WHAT THE TASK ASKS -
The records that follow need to be output exactly as they are.
** start of DATA TO USE **
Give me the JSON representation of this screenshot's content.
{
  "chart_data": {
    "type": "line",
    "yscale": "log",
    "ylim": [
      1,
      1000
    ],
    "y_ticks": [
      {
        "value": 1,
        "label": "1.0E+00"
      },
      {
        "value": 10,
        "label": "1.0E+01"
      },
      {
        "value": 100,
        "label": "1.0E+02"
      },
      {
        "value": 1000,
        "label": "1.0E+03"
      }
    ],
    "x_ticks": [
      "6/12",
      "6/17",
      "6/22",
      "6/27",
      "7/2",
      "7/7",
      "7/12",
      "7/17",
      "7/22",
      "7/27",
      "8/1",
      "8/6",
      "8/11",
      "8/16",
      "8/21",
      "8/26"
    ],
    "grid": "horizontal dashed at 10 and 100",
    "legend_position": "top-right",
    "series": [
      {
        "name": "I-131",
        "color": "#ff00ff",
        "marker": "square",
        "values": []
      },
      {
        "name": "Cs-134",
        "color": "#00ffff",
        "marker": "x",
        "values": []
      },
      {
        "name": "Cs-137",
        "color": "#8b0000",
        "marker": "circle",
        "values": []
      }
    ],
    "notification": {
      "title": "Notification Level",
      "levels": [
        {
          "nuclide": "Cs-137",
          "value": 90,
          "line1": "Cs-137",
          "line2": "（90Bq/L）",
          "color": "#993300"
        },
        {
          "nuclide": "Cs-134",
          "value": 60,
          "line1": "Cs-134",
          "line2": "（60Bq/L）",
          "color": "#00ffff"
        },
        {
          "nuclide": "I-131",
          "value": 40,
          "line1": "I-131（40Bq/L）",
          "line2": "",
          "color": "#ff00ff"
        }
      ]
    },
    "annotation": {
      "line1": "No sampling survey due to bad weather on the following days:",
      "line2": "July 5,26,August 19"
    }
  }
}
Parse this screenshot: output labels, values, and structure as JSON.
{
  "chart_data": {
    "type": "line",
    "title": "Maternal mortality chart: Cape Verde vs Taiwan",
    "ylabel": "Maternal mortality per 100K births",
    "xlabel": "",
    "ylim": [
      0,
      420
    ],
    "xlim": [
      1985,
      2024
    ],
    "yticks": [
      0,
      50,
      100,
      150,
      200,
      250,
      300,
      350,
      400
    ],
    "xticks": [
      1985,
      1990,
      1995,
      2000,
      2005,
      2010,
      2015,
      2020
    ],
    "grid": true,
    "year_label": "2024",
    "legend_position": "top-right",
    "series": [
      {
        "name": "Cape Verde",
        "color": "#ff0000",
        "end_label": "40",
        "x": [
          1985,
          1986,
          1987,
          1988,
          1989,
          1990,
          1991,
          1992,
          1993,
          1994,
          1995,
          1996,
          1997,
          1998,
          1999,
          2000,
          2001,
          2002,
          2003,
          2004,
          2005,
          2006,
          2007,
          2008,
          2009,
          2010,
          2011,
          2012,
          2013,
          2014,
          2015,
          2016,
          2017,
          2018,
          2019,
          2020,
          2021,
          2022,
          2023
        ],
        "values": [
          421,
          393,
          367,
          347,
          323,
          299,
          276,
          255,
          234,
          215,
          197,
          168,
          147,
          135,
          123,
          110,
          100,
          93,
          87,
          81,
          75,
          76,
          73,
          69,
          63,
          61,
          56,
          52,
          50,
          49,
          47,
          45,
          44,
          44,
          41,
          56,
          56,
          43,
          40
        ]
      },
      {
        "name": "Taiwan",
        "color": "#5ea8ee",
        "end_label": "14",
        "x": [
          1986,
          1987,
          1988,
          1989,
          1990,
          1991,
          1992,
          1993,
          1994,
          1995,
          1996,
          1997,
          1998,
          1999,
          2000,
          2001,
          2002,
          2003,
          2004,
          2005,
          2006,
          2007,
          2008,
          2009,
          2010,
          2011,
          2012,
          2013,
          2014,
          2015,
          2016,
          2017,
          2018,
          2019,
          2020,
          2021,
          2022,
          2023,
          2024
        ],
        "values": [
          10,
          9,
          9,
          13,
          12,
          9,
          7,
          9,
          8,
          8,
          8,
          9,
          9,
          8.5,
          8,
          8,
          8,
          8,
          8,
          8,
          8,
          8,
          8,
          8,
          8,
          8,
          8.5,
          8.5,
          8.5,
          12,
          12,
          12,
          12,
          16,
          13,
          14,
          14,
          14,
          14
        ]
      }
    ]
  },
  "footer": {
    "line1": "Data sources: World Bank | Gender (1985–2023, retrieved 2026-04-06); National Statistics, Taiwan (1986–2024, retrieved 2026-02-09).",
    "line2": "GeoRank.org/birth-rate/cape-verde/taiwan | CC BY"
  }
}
** end of DATA TO USE **
FULL OUTPUT -
Give me the JSON representation of this screenshot's content.
{
  "chart_data": {
    "type": "line",
    "yscale": "log",
    "ylim": [
      1,
      1000
    ],
    "y_ticks": [
      {
        "value": 1,
        "label": "1.0E+00"
      },
      {
        "value": 10,
        "label": "1.0E+01"
      },
      {
        "value": 100,
        "label": "1.0E+02"
      },
      {
        "value": 1000,
        "label": "1.0E+03"
      }
    ],
    "x_ticks": [
      "6/12",
      "6/17",
      "6/22",
      "6/27",
      "7/2",
      "7/7",
      "7/12",
      "7/17",
      "7/22",
      "7/27",
      "8/1",
      "8/6",
      "8/11",
      "8/16",
      "8/21",
      "8/26"
    ],
    "grid": "horizontal dashed at 10 and 100",
    "legend_position": "top-right",
    "series": [
      {
        "name": "I-131",
        "color": "#ff00ff",
        "marker": "square",
        "values": []
      },
      {
        "name": "Cs-134",
        "color": "#00ffff",
        "marker": "x",
        "values": []
      },
      {
        "name": "Cs-137",
        "color": "#8b0000",
        "marker": "circle",
        "values": []
      }
    ],
    "notification": {
      "title": "Notification Level",
      "levels": [
        {
          "nuclide": "Cs-137",
          "value": 90,
          "line1": "Cs-137",
          "line2": "（90Bq/L）",
          "color": "#993300"
        },
        {
          "nuclide": "Cs-134",
          "value": 60,
          "line1": "Cs-134",
          "line2": "（60Bq/L）",
          "color": "#00ffff"
        },
        {
          "nuclide": "I-131",
          "value": 40,
          "line1": "I-131（40Bq/L）",
          "line2": "",
          "color": "#ff00ff"
        }
      ]
    },
    "annotation": {
      "line1": "No sampling survey due to bad weather on the following days:",
      "line2": "July 5,26,August 19"
    }
  }
}
Parse this screenshot: output labels, values, and structure as JSON.
{
  "chart_data": {
    "type": "line",
    "title": "Maternal mortality chart: Cape Verde vs Taiwan",
    "ylabel": "Maternal mortality per 100K births",
    "xlabel": "",
    "ylim": [
      0,
      420
    ],
    "xlim": [
      1985,
      2024
    ],
    "yticks": [
      0,
      50,
      100,
      150,
      200,
      250,
      300,
      350,
      400
    ],
    "xticks": [
      1985,
      1990,
      1995,
      2000,
      2005,
      2010,
      2015,
      2020
    ],
    "grid": true,
    "year_label": "2024",
    "legend_position": "top-right",
    "series": [
      {
        "name": "Cape Verde",
        "color": "#ff0000",
        "end_label": "40",
        "x": [
          1985,
          1986,
          1987,
          1988,
          1989,
          1990,
          1991,
          1992,
          1993,
          1994,
          1995,
          1996,
          1997,
          1998,
          1999,
          2000,
          2001,
          2002,
          2003,
          2004,
          2005,
          2006,
          2007,
          2008,
          2009,
          2010,
          2011,
          2012,
          2013,
          2014,
          2015,
          2016,
          2017,
          2018,
          2019,
          2020,
          2021,
          2022,
          2023
        ],
        "values": [
          421,
          393,
          367,
          347,
          323,
          299,
          276,
          255,
          234,
          215,
          197,
          168,
          147,
          135,
          123,
          110,
          100,
          93,
          87,
          81,
          75,
          76,
          73,
          69,
          63,
          61,
          56,
          52,
          50,
          49,
          47,
          45,
          44,
          44,
          41,
          56,
          56,
          43,
          40
        ]
      },
      {
        "name": "Taiwan",
        "color": "#5ea8ee",
        "end_label": "14",
        "x": [
          1986,
          1987,
          1988,
          1989,
          1990,
          1991,
          1992,
          1993,
          1994,
          1995,
          1996,
          1997,
          1998,
          1999,
          2000,
          2001,
          2002,
          2003,
          2004,
          2005,
          2006,
          2007,
          2008,
          2009,
          2010,
          2011,
          2012,
          2013,
          2014,
          2015,
          2016,
          2017,
          2018,
          2019,
          2020,
          2021,
          2022,
          2023,
          2024
        ],
        "values": [
          10,
          9,
          9,
          13,
          12,
          9,
          7,
          9,
          8,
          8,
          8,
          9,
          9,
          8.5,
          8,
          8,
          8,
          8,
          8,
          8,
          8,
          8,
          8,
          8,
          8,
          8,
          8.5,
          8.5,
          8.5,
          12,
          12,
          12,
          12,
          16,
          13,
          14,
          14,
          14,
          14
        ]
      }
    ]
  },
  "footer": {
    "line1": "Data sources: World Bank | Gender (1985–2023, retrieved 2026-04-06); National Statistics, Taiwan (1986–2024, retrieved 2026-02-09).",
    "line2": "GeoRank.org/birth-rate/cape-verde/taiwan | CC BY"
  }
}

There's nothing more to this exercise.